Dataset entries:
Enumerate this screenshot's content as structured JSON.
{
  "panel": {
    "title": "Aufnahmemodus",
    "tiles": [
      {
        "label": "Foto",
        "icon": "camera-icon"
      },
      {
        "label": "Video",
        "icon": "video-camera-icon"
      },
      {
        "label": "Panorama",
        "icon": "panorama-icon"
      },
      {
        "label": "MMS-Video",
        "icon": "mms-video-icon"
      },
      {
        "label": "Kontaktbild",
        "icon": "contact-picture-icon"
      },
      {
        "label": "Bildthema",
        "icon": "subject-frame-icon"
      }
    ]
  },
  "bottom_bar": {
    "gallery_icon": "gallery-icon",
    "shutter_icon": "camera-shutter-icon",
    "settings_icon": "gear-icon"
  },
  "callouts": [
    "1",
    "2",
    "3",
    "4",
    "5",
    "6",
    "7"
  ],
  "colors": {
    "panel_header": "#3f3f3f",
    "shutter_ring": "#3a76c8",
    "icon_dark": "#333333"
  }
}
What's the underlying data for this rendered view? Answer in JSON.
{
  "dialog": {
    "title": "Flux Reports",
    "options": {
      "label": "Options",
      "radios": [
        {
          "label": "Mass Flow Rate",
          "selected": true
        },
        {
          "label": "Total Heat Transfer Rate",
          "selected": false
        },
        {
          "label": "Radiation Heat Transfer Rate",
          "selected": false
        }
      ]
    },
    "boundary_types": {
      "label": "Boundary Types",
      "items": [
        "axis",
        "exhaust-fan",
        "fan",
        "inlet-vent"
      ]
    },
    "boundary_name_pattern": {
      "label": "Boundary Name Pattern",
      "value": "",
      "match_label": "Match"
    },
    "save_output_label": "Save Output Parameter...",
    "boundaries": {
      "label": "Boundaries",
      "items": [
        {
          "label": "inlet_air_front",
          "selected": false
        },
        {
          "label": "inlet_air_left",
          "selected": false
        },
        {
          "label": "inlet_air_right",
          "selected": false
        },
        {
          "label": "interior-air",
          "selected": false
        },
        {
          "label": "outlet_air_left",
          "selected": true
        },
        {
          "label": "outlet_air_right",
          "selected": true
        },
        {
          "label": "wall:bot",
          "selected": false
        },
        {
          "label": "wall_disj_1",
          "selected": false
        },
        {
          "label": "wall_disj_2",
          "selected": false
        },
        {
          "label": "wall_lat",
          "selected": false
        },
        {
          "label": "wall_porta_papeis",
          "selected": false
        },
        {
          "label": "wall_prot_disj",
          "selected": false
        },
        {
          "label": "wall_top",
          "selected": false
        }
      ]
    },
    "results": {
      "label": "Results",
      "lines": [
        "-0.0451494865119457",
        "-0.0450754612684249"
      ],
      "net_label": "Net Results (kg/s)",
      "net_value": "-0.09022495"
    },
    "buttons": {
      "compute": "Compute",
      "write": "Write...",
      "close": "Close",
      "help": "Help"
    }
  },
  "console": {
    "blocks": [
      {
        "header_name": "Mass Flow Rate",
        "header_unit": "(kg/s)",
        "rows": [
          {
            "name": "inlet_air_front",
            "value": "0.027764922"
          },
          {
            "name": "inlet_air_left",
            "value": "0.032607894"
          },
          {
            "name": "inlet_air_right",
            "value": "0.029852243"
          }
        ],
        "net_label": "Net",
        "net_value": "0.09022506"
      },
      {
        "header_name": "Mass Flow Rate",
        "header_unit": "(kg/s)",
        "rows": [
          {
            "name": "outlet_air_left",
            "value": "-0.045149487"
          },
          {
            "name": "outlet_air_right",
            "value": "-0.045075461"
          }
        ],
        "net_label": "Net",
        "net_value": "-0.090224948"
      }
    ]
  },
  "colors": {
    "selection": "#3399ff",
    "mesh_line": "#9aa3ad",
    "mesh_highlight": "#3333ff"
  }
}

Work to be completed:
State, as a bare number, how many lines of the listing hold the word "title".

Exercise solution:
2